[BEGIN Extracted records]
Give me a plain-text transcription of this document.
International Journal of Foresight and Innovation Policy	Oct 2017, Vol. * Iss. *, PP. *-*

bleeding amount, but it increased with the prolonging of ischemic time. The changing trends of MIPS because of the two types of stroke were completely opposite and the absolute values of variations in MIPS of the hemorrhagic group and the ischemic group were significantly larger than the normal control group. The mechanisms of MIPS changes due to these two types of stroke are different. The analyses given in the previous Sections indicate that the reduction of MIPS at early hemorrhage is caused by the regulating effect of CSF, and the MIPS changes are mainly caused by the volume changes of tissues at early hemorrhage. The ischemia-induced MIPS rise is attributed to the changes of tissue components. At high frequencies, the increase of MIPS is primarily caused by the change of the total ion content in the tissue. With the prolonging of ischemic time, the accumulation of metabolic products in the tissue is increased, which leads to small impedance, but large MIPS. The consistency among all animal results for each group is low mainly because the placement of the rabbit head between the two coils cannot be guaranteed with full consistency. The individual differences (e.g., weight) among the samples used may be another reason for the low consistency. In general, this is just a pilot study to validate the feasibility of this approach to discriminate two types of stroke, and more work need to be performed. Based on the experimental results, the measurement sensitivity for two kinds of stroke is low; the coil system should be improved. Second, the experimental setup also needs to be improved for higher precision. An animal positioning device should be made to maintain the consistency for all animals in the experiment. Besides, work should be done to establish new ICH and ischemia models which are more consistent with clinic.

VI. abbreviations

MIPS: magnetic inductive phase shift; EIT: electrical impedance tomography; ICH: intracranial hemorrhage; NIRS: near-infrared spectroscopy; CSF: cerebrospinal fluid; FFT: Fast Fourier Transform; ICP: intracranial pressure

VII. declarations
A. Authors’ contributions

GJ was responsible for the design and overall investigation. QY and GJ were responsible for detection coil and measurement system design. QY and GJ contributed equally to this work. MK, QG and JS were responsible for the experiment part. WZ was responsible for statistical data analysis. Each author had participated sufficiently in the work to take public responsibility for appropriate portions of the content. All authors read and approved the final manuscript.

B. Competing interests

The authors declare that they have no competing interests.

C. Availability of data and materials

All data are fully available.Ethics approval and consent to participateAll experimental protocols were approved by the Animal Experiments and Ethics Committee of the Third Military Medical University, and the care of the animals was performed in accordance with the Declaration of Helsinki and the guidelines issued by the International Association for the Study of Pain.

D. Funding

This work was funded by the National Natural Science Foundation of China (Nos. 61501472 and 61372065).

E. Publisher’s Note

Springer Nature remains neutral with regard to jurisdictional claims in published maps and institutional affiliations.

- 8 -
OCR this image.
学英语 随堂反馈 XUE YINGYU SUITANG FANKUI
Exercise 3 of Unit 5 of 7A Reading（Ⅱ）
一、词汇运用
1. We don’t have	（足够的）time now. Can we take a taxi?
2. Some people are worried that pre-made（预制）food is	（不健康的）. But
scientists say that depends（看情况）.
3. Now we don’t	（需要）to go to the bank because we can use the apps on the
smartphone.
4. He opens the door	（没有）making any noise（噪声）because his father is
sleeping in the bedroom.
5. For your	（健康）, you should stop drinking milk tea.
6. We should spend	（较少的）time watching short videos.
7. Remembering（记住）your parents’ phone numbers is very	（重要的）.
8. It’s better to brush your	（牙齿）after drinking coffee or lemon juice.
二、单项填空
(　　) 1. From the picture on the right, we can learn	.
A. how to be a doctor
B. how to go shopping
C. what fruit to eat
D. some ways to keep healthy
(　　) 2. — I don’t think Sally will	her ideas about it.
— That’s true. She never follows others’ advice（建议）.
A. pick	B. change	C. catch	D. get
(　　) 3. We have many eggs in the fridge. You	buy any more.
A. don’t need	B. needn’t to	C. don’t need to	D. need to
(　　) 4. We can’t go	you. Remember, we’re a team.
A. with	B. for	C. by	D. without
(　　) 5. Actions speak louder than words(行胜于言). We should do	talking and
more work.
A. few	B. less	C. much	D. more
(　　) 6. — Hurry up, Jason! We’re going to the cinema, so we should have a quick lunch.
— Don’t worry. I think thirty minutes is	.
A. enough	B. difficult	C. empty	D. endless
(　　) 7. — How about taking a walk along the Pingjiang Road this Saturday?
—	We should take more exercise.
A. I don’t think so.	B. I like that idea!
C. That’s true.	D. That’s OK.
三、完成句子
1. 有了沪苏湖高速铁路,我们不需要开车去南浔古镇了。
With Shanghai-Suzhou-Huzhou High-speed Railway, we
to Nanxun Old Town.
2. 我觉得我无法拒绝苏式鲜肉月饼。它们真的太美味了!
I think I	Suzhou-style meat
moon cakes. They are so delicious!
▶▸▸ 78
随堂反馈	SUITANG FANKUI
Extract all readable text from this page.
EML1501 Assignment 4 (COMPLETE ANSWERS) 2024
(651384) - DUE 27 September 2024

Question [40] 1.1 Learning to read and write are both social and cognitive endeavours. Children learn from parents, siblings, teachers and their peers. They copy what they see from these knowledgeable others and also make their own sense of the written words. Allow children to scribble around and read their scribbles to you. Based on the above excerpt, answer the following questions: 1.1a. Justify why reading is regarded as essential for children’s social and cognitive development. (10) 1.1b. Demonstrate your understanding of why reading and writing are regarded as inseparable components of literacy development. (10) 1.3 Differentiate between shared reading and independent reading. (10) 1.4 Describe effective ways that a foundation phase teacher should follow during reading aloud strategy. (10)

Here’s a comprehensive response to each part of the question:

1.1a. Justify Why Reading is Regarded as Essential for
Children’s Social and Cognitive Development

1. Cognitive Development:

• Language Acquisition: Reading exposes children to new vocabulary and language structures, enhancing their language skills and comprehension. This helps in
[END Extracted records]
▶ The exercise
Count the lines in the records above that contain the word "随堂反馈", and give only the number.

▶ Result below
2